WHAT IS ASKED - Without the images, write out all of the following entries exactly.
-- Start of SUPPLIED DATA --
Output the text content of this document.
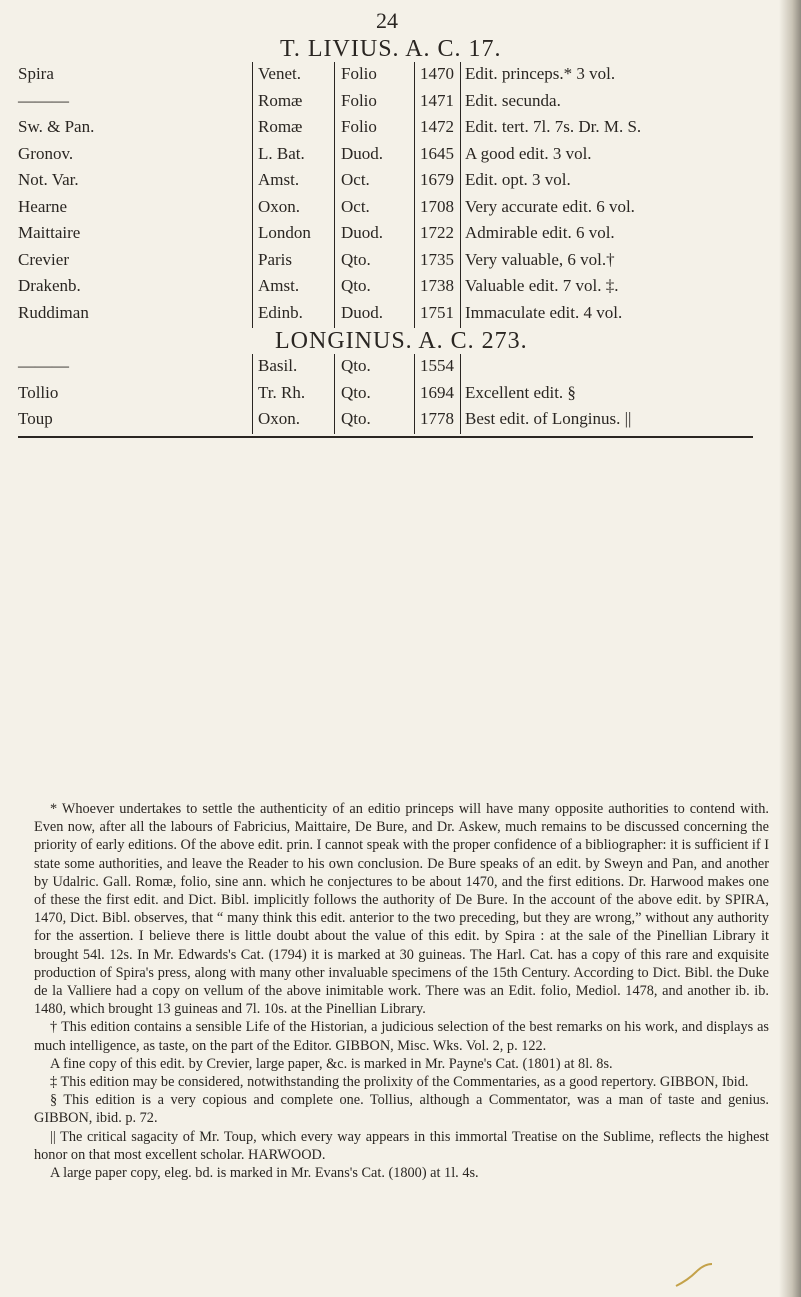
24
T. LIVIUS. A. C. 17.
Spira	Venet. Folio	1470 Edit. princeps.* 3 vol.
———	Romæ Folio	1471 Edit. secunda.
Sw. & Pan.	Romæ Folio	1472 Edit. tert. 7l. 7s. Dr. M. S.
Gronov.	L. Bat. Duod. 1645 A good edit. 3 vol.
Not. Var.	Amst. Oct.	1679 Edit. opt. 3 vol.
Hearne	Oxon. Oct.	1708 Very accurate edit. 6 vol.
Maittaire	London Duod. 1722 Admirable edit. 6 vol.
Crevier	Paris	Qto.	1735 Very valuable, 6 vol.†
Drakenb.	Amst. Qto.	1738 Valuable edit. 7 vol. ‡.
Ruddiman	Edinb. Duod. 1751 Immaculate edit. 4 vol.
LONGINUS. A. C. 273.
———	Basil.	Qto.	1554
Tollio	Tr. Rh. Qto.	1694 Excellent edit. §
Toup	Oxon. Qto.	1778 Best edit. of Longinus. ||

* Whoever undertakes to settle the authenticity of an editio princeps will have many opposite authorities to contend with. Even now, after all the labours of Fabricius, Maittaire, De Bure, and Dr. Askew, much remains to be discussed concerning the priority of early editions. Of the above edit. prin. I cannot speak with the proper confidence of a bibliographer: it is sufficient if I state some authorities, and leave the Reader to his own conclusion. De Bure speaks of an edit. by Sweyn and Pan, and another by Udalric. Gall. Romæ, folio, sine ann. which he conjectures to be about 1470, and the first editions. Dr. Harwood makes one of these the first edit. and Dict. Bibl. implicitly follows the authority of De Bure. In the account of the above edit. by SPIRA, 1470, Dict. Bibl. observes, that “ many think this edit. anterior to the two preceding, but they are wrong,” without any authority for the assertion. I believe there is little doubt about the value of this edit. by Spira : at the sale of the Pinellian Library it brought 54l. 12s. In Mr. Edwards's Cat. (1794) it is marked at 30 guineas. The Harl. Cat. has a copy of this rare and exquisite production of Spira's press, along with many other invaluable specimens of the 15th Century. According to Dict. Bibl. the Duke de la Valliere had a copy on vellum of the above inimitable work. There was an Edit. folio, Mediol. 1478, and another ib. ib. 1480, which brought 13 guineas and 7l. 10s. at the Pinellian Library.

† This edition contains a sensible Life of the Historian, a judicious selection of the best remarks on his work, and displays as much intelligence, as taste, on the part of the Editor. GIBBON, Misc. Wks. Vol. 2, p. 122.

A fine copy of this edit. by Crevier, large paper, &c. is marked in Mr. Payne's Cat. (1801) at 8l. 8s.

‡ This edition may be considered, notwithstanding the prolixity of the Commentaries, as a good repertory. GIBBON, Ibid.

§ This edition is a very copious and complete one. Tollius, although a Commentator, was a man of taste and genius. GIBBON, ibid. p. 72.

|| The critical sagacity of Mr. Toup, which every way appears in this immortal Treatise on the Sublime, reflects the highest honor on that most excellent scholar. HARWOOD.

A large paper copy, eleg. bd. is marked in Mr. Evans's Cat. (1800) at 1l. 4s.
-- End of SUPPLIED DATA --
TASK OUTPUT -
Output the text content of this document.
24
T. LIVIUS. A. C. 17.
Spira	Venet. Folio	1470 Edit. princeps.* 3 vol.
———	Romæ Folio	1471 Edit. secunda.
Sw. & Pan.	Romæ Folio	1472 Edit. tert. 7l. 7s. Dr. M. S.
Gronov.	L. Bat. Duod. 1645 A good edit. 3 vol.
Not. Var.	Amst. Oct.	1679 Edit. opt. 3 vol.
Hearne	Oxon. Oct.	1708 Very accurate edit. 6 vol.
Maittaire	London Duod. 1722 Admirable edit. 6 vol.
Crevier	Paris	Qto.	1735 Very valuable, 6 vol.†
Drakenb.	Amst. Qto.	1738 Valuable edit. 7 vol. ‡.
Ruddiman	Edinb. Duod. 1751 Immaculate edit. 4 vol.
LONGINUS. A. C. 273.
———	Basil.	Qto.	1554
Tollio	Tr. Rh. Qto.	1694 Excellent edit. §
Toup	Oxon. Qto.	1778 Best edit. of Longinus. ||

* Whoever undertakes to settle the authenticity of an editio princeps will have many opposite authorities to contend with. Even now, after all the labours of Fabricius, Maittaire, De Bure, and Dr. Askew, much remains to be discussed concerning the priority of early editions. Of the above edit. prin. I cannot speak with the proper confidence of a bibliographer: it is sufficient if I state some authorities, and leave the Reader to his own conclusion. De Bure speaks of an edit. by Sweyn and Pan, and another by Udalric. Gall. Romæ, folio, sine ann. which he conjectures to be about 1470, and the first editions. Dr. Harwood makes one of these the first edit. and Dict. Bibl. implicitly follows the authority of De Bure. In the account of the above edit. by SPIRA, 1470, Dict. Bibl. observes, that “ many think this edit. anterior to the two preceding, but they are wrong,” without any authority for the assertion. I believe there is little doubt about the value of this edit. by Spira : at the sale of the Pinellian Library it brought 54l. 12s. In Mr. Edwards's Cat. (1794) it is marked at 30 guineas. The Harl. Cat. has a copy of this rare and exquisite production of Spira's press, along with many other invaluable specimens of the 15th Century. According to Dict. Bibl. the Duke de la Valliere had a copy on vellum of the above inimitable work. There was an Edit. folio, Mediol. 1478, and another ib. ib. 1480, which brought 13 guineas and 7l. 10s. at the Pinellian Library.

† This edition contains a sensible Life of the Historian, a judicious selection of the best remarks on his work, and displays as much intelligence, as taste, on the part of the Editor. GIBBON, Misc. Wks. Vol. 2, p. 122.

A fine copy of this edit. by Crevier, large paper, &c. is marked in Mr. Payne's Cat. (1801) at 8l. 8s.

‡ This edition may be considered, notwithstanding the prolixity of the Commentaries, as a good repertory. GIBBON, Ibid.

§ This edition is a very copious and complete one. Tollius, although a Commentator, was a man of taste and genius. GIBBON, ibid. p. 72.

|| The critical sagacity of Mr. Toup, which every way appears in this immortal Treatise on the Sublime, reflects the highest honor on that most excellent scholar. HARWOOD.

A large paper copy, eleg. bd. is marked in Mr. Evans's Cat. (1800) at 1l. 4s.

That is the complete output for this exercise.